Given passage

TL;dr: Maybe you had lots of question what is the first step to really learn about machine learning and deep learning, so this is my thought. But the reason behind is I think the approach to learning this subject is also read the code more and then research the theory behind, so that’s why I took free course in fast.ai. This is an actual quote from a user in hackernoon about this approach learning and maybe it’s applicable to anyone who will start to learn ML&DL.

“I personally fell into the habit of watching the lectures too much and googling definitions/concepts/etc too much, without running the code. at first I thought that I should read the code quickly and then spend time researching the theory behind it.”

Stored rows

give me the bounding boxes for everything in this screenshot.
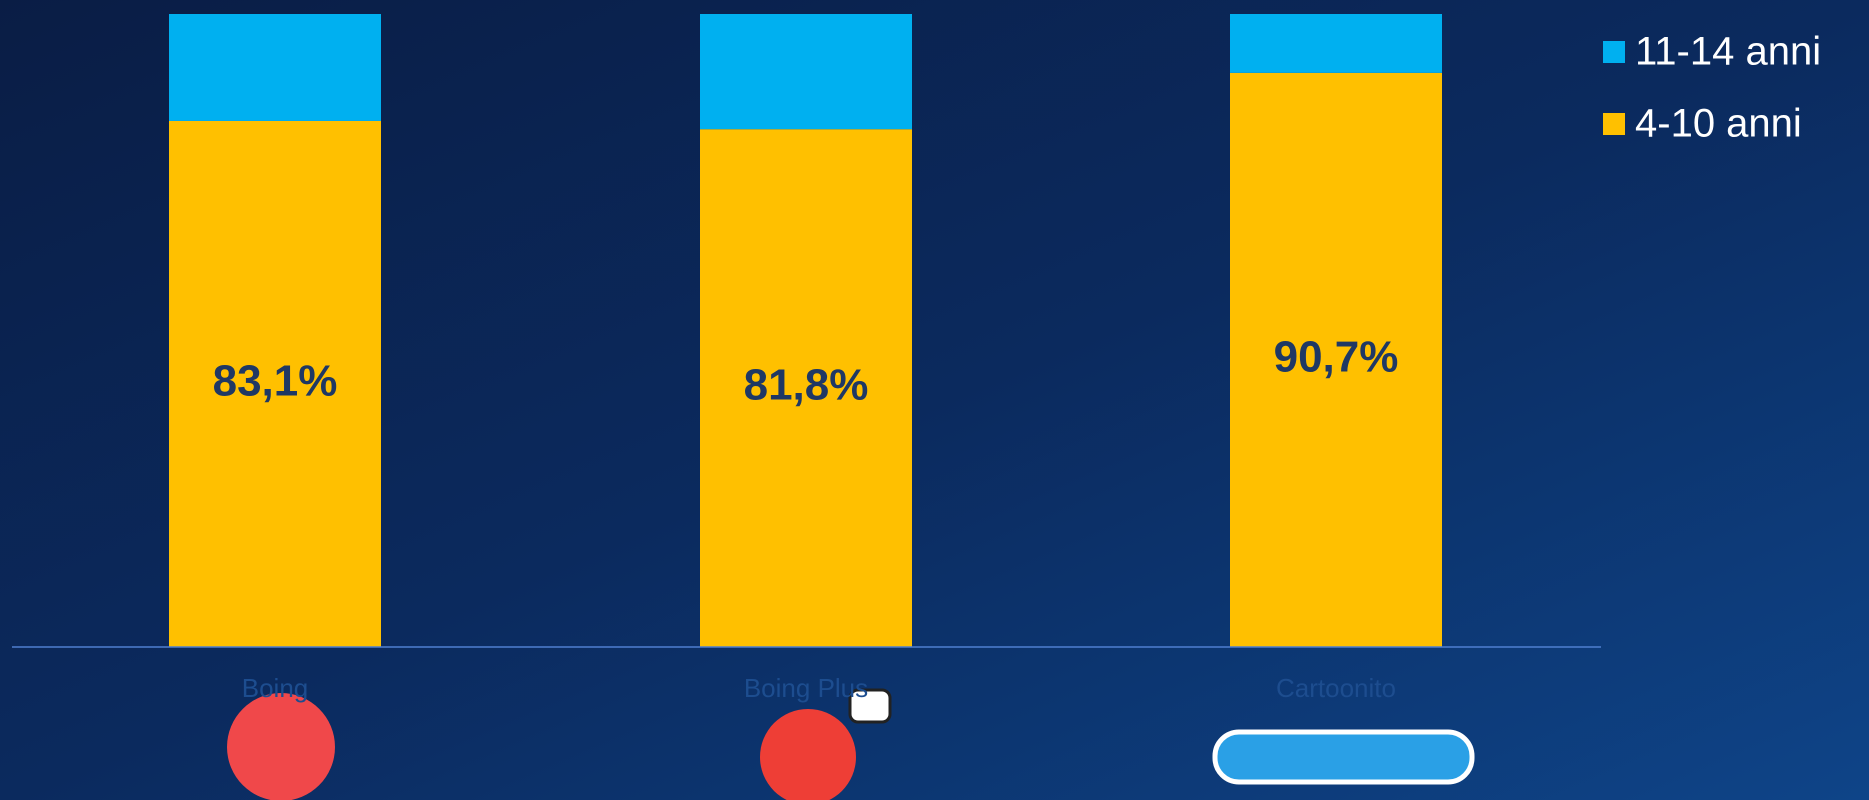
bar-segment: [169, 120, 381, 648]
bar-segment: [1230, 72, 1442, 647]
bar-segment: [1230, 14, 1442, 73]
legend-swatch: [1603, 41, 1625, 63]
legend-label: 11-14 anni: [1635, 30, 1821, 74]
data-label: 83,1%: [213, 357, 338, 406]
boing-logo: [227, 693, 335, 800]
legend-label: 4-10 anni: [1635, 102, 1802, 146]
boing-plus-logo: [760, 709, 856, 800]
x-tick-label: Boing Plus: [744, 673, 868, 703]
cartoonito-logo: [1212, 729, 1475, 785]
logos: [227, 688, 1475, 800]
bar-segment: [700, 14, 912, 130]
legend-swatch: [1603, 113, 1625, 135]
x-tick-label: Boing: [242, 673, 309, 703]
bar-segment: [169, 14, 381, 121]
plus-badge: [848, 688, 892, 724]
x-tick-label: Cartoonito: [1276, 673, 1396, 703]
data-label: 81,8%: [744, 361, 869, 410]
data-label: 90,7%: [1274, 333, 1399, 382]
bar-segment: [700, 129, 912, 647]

==

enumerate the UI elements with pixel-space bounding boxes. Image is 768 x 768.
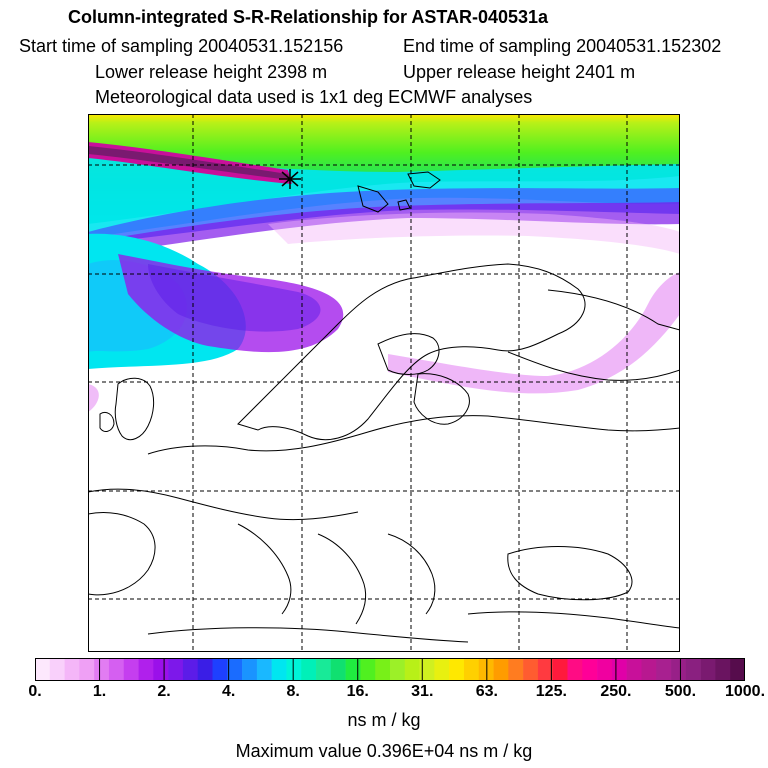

Challenges
- a) Translate this sentence from the passage on learning machine learning into Spanish: "I personally fell into the habit of watching the lectures too much and googling definitions/concepts/etc too much, without running the code."
- b) Answer these questions from the passage on learning machine learning:
(i) Where did the writer take a free course?
(ii) On what site did the quoted user make the remark?
(iii) What was the quoted user doing too much of without running the code?

Answers to the exercises
- a) Personalmente caí en el hábito de ver demasiado las clases y de buscar demasiado en Google definiciones/conceptos/etc., sin ejecutar el código.

- b)
(i) In fast.ai.
(ii) Hackernoon.
(iii) Watching the lectures and googling definitions and concepts.